[Start of Data provided]

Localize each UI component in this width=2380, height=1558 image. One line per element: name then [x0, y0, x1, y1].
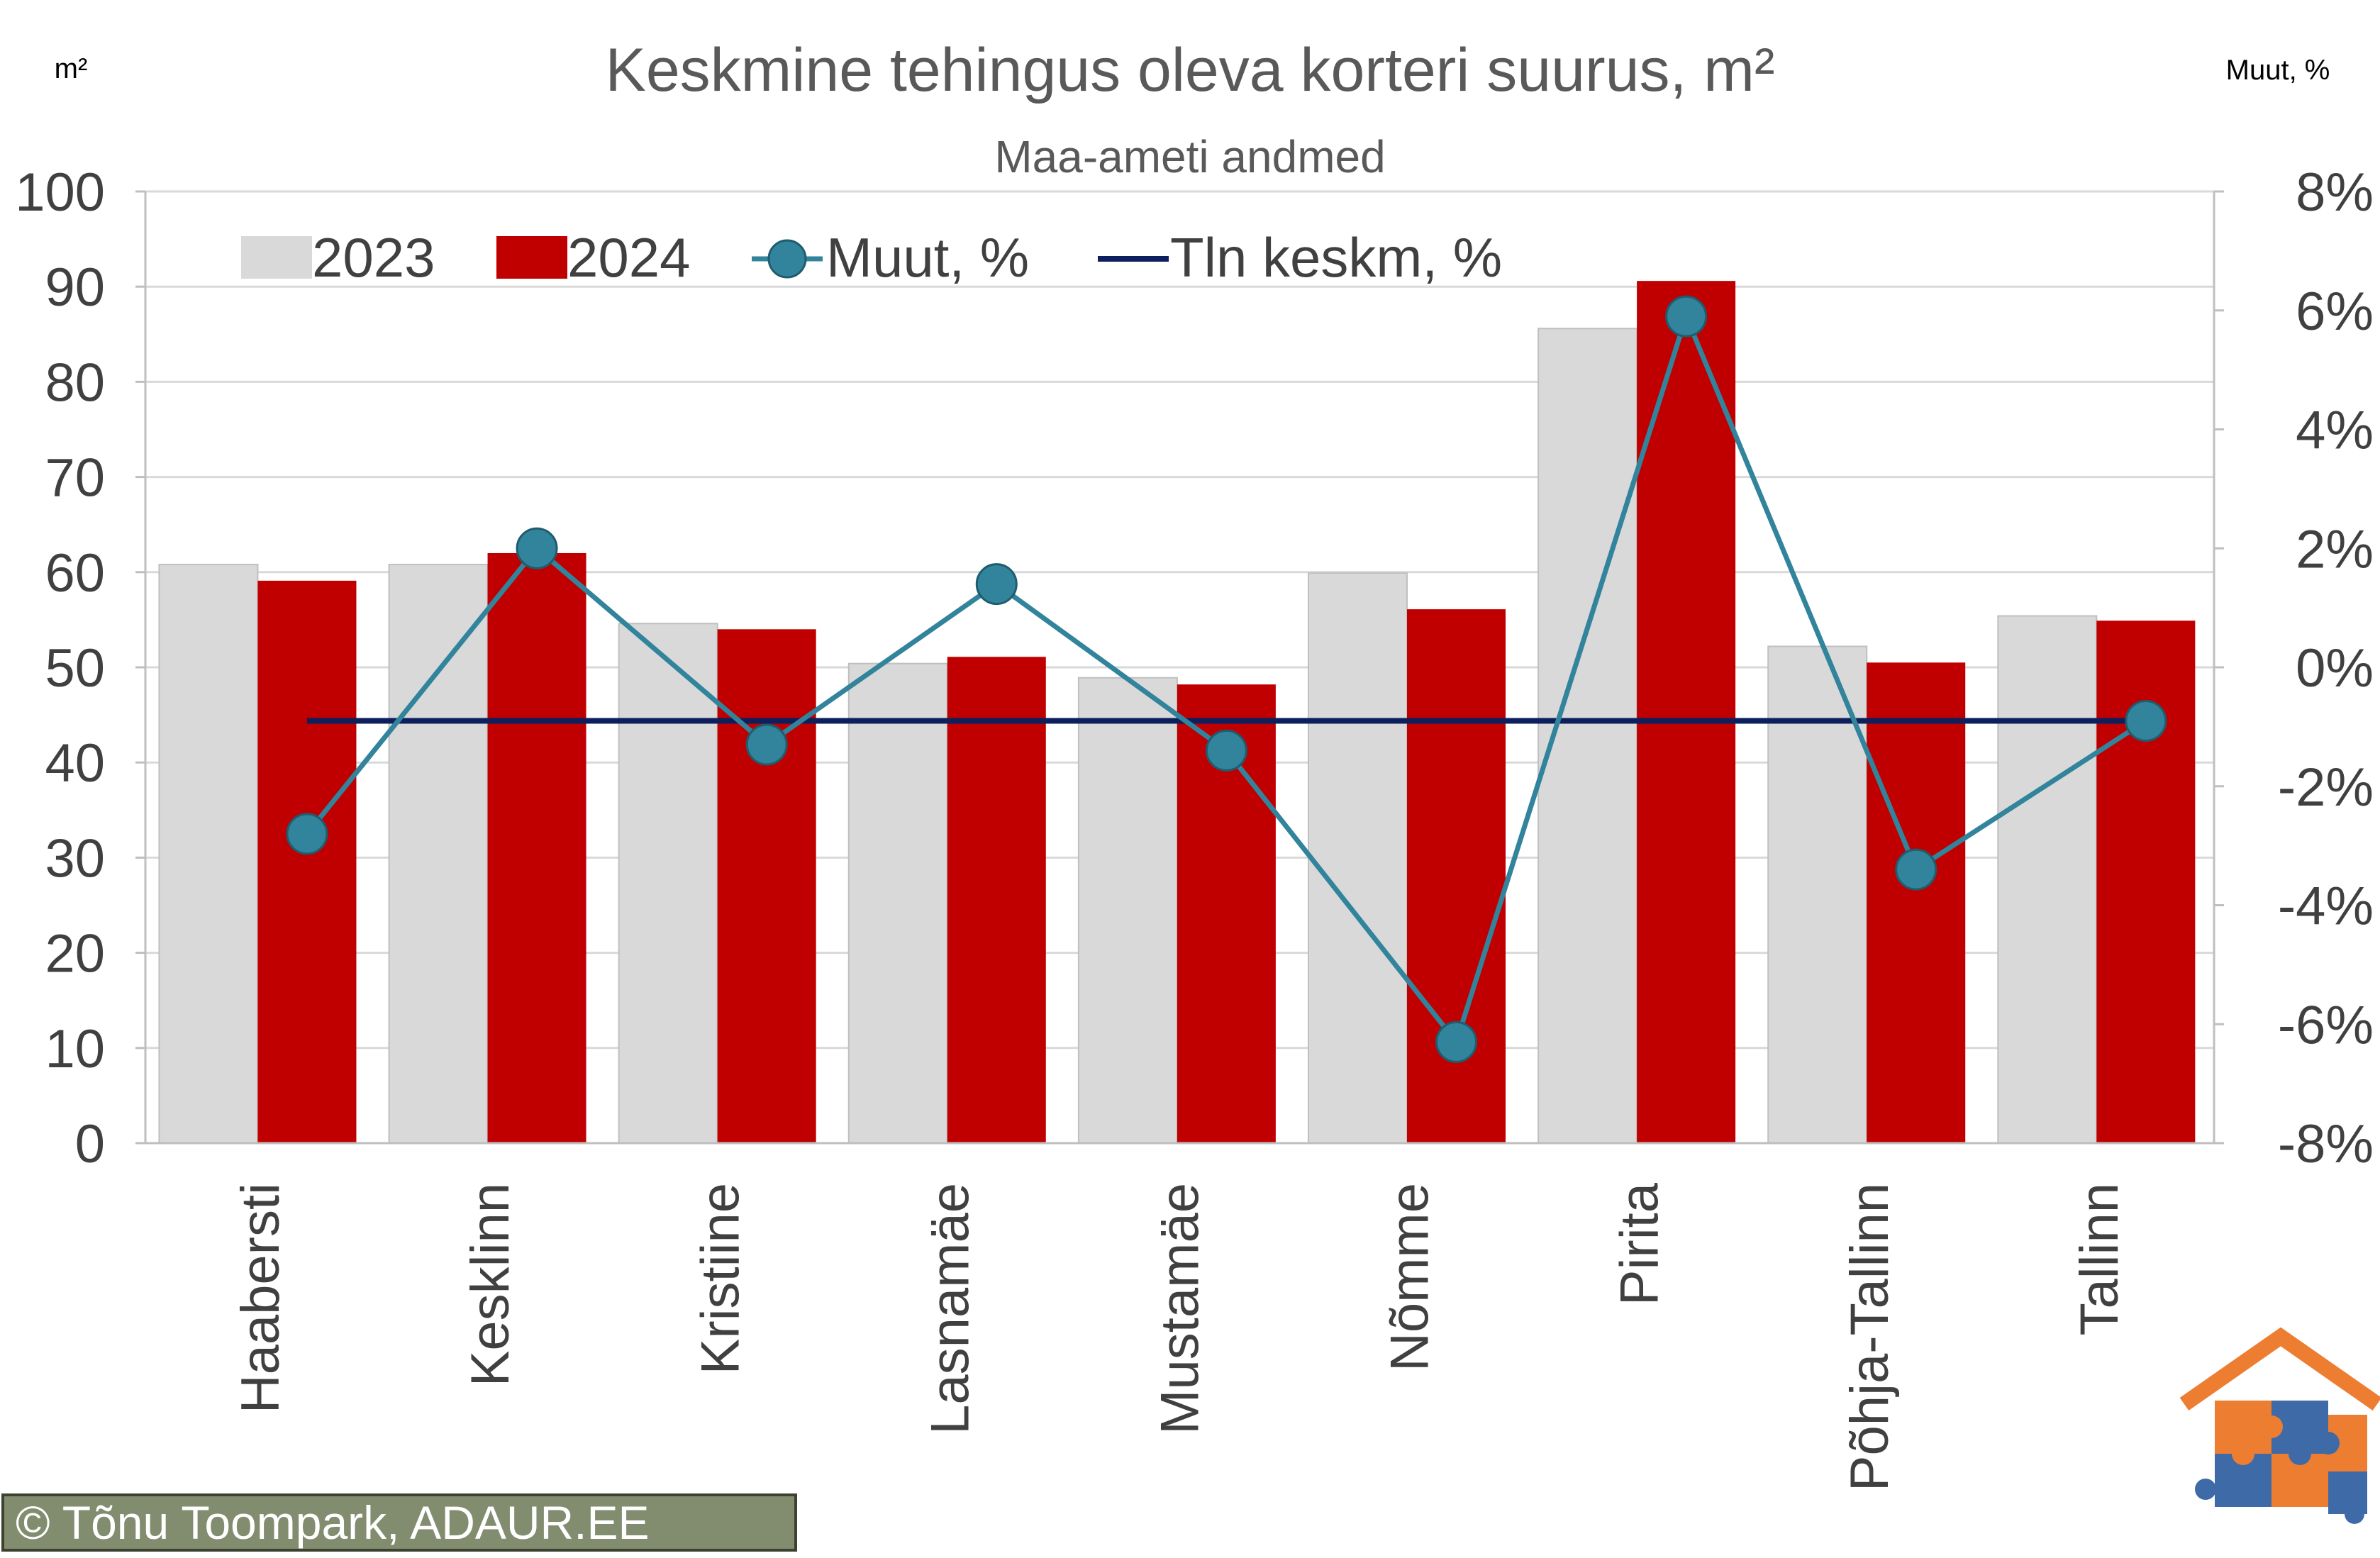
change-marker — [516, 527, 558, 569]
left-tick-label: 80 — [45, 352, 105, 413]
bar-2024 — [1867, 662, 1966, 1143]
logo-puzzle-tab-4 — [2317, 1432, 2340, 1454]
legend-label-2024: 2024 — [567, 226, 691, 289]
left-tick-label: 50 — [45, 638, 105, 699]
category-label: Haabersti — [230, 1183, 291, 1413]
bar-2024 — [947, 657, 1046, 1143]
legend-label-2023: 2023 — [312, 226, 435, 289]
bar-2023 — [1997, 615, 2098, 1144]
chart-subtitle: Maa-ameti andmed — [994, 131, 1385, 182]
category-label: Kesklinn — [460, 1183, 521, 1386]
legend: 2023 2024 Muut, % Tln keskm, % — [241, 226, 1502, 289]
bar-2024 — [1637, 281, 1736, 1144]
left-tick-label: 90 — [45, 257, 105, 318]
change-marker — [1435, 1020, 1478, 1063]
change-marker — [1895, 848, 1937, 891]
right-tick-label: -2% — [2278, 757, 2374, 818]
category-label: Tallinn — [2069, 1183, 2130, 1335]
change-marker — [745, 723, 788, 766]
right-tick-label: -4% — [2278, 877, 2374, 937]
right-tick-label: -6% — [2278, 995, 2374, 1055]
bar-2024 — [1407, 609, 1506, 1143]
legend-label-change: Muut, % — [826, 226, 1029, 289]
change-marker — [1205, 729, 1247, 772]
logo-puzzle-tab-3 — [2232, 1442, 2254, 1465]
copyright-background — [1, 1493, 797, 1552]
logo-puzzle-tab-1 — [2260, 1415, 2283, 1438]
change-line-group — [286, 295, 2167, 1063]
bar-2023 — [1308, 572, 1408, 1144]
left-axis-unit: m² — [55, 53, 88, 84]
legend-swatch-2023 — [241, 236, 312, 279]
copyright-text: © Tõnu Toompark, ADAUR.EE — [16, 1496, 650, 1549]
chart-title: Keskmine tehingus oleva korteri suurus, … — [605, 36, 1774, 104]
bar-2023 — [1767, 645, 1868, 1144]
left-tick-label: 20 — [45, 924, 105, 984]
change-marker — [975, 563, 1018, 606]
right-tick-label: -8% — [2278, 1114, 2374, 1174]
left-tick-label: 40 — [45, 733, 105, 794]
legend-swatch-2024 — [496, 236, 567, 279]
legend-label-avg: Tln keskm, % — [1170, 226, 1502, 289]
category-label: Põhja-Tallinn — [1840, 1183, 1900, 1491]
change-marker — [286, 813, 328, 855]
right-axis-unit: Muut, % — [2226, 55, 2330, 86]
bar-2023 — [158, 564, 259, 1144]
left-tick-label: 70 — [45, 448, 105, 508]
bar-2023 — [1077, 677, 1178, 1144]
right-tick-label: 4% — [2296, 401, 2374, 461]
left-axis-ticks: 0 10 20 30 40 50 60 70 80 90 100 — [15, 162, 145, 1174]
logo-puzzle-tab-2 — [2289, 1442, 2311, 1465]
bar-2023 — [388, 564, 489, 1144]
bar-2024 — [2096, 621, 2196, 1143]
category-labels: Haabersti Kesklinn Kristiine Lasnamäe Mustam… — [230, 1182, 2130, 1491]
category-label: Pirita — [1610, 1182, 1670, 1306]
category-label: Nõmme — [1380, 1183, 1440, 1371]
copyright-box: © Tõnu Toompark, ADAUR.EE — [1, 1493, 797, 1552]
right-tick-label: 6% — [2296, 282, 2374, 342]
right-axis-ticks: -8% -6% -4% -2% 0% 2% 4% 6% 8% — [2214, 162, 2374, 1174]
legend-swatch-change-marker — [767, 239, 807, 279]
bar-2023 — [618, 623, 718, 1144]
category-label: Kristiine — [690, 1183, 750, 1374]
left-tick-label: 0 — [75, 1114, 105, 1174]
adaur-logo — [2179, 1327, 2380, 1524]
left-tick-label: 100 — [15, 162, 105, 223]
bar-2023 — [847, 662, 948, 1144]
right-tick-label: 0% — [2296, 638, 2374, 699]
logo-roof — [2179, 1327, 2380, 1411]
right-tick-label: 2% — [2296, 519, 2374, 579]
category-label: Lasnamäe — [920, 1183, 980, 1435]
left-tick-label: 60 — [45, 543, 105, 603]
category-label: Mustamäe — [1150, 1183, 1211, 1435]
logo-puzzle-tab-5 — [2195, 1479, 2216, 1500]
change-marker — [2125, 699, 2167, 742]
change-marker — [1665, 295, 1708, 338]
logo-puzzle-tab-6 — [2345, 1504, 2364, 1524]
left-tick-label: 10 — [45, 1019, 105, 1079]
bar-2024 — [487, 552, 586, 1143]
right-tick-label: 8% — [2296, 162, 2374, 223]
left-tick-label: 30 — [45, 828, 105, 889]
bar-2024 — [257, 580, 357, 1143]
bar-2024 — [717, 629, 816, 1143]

[End of Data provided]
[Start of Data provided]

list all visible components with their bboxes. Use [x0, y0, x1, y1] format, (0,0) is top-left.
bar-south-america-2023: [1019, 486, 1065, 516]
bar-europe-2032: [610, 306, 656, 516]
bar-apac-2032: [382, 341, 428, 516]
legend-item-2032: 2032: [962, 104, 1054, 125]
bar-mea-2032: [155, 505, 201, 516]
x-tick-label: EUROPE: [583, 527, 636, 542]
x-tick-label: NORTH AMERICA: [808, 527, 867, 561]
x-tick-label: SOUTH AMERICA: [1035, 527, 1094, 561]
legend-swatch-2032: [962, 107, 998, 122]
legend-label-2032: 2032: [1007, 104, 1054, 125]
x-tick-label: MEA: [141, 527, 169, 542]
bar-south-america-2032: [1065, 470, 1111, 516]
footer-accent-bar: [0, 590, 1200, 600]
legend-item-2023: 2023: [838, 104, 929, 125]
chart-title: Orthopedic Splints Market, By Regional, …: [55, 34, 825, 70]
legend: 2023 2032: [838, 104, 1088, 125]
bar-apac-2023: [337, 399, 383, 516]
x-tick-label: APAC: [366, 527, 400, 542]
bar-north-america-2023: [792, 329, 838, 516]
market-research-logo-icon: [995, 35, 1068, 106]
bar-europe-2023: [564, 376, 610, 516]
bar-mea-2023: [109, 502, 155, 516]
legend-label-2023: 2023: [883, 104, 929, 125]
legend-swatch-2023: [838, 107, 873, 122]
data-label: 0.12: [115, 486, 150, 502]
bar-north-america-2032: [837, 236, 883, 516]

[End of Data provided]
[Start of Data provided]

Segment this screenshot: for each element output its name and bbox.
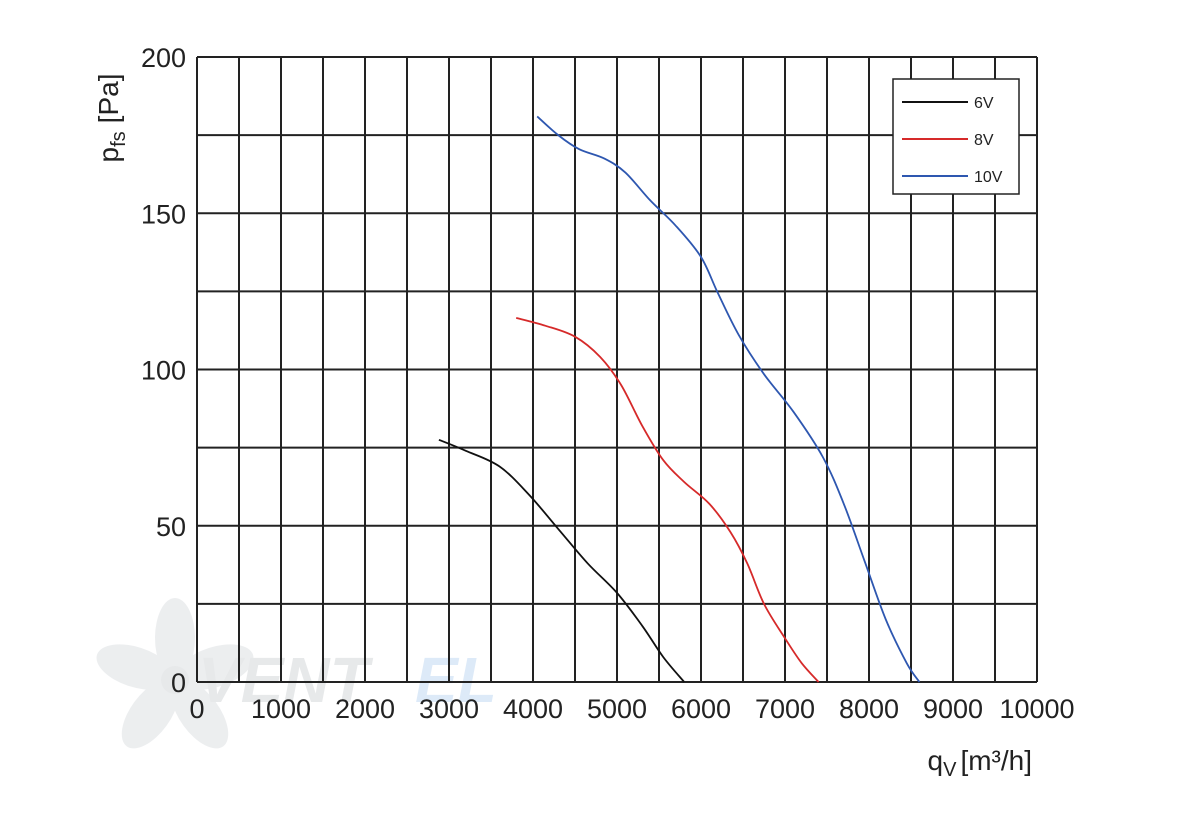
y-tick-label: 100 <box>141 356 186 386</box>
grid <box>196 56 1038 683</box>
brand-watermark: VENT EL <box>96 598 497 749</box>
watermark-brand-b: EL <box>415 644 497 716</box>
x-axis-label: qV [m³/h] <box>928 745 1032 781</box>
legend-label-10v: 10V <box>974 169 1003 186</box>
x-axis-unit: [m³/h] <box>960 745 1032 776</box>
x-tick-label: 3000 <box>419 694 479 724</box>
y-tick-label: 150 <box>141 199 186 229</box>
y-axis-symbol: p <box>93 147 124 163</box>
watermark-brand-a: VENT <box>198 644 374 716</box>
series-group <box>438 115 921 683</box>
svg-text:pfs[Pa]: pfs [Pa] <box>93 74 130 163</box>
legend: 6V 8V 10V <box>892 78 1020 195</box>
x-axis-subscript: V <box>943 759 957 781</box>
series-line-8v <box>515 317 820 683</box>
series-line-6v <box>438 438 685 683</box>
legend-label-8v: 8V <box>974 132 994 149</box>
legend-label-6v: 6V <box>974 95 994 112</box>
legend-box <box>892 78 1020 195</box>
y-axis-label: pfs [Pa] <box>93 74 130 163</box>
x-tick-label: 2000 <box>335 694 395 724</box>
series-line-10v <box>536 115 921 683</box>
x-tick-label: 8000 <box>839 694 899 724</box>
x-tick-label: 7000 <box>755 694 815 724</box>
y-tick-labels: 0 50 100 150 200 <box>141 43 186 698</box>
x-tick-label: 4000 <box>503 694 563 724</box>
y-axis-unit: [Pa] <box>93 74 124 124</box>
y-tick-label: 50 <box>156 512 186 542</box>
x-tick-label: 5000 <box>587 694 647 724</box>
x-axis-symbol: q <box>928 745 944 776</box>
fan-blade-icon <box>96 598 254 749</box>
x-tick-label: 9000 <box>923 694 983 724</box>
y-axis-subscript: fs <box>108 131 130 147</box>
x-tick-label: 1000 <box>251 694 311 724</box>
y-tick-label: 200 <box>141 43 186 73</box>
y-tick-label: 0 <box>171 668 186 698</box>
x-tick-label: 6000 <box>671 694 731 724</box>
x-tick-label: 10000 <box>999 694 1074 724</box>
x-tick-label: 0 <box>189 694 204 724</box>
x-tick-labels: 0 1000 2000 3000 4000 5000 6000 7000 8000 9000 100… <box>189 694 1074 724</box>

[End of Data provided]

- What is needed
Turn the material from the line with "change-marker — [516, 527, 558, 569]" through the line with "left-tick-label: 20 — [45, 924, 105, 984]", both included, into a JSON list of strings with one string per line and blank lines left out.

- Worked solution
[
  "change-marker — [516, 527, 558, 569]",
  "left-tick-label: 80 — [45, 352, 105, 413]",
  "bar-2024 — [1867, 662, 1966, 1143]",
  "logo-puzzle-tab-4 — [2317, 1432, 2340, 1454]",
  "legend-label-2024: 2024 — [567, 226, 691, 289]",
  "left-tick-label: 50 — [45, 638, 105, 699]",
  "category-label: Haabersti — [230, 1183, 291, 1413]",
  "bar-2024 — [947, 657, 1046, 1143]",
  "legend-label-2023: 2023 — [312, 226, 435, 289]",
  "bar-2023 — [1997, 615, 2098, 1144]",
  "chart-subtitle: Maa-ameti andmed — [994, 131, 1385, 182]",
  "category-label: Kesklinn — [460, 1183, 521, 1386]",
  "legend: 2023 2024 Muut, % Tln keskm, % — [241, 226, 1502, 289]",
  "bar-2024 — [1637, 281, 1736, 1144]",
  "left-tick-label: 90 — [45, 257, 105, 318]",
  "change-marker — [1435, 1020, 1478, 1063]",
  "change-marker — [1895, 848, 1937, 891]",
  "right-tick-label: -2% — [2278, 757, 2374, 818]",
  "category-label: Tallinn — [2069, 1183, 2130, 1335]",
  "change-marker — [745, 723, 788, 766]",
  "right-tick-label: -4% — [2278, 877, 2374, 937]",
  "right-tick-label: -6% — [2278, 995, 2374, 1055]",
  "bar-2024 — [1407, 609, 1506, 1143]",
  "legend-label-change: Muut, % — [826, 226, 1029, 289]",
  "change-marker — [1205, 729, 1247, 772]",
  "logo-puzzle-tab-3 — [2232, 1442, 2254, 1465]",
  "copyright-background — [1, 1493, 797, 1552]",
  "logo-puzzle-tab-1 — [2260, 1415, 2283, 1438]",
  "change-line-group — [286, 295, 2167, 1063]",
  "bar-2023 — [1308, 572, 1408, 1144]",
  "left-axis-unit: m² — [55, 53, 88, 84]",
  "legend-swatch-2023 — [241, 236, 312, 279]",
  "copyright-text: © Tõnu Toompark, ADAUR.EE — [16, 1496, 650, 1549]",
  "chart-title: Keskmine tehingus oleva korteri suurus, … — [605, 36, 1774, 104]",
  "bar-2023 — [1767, 645, 1868, 1144]",
  "left-tick-label: 20 — [45, 924, 105, 984]"
]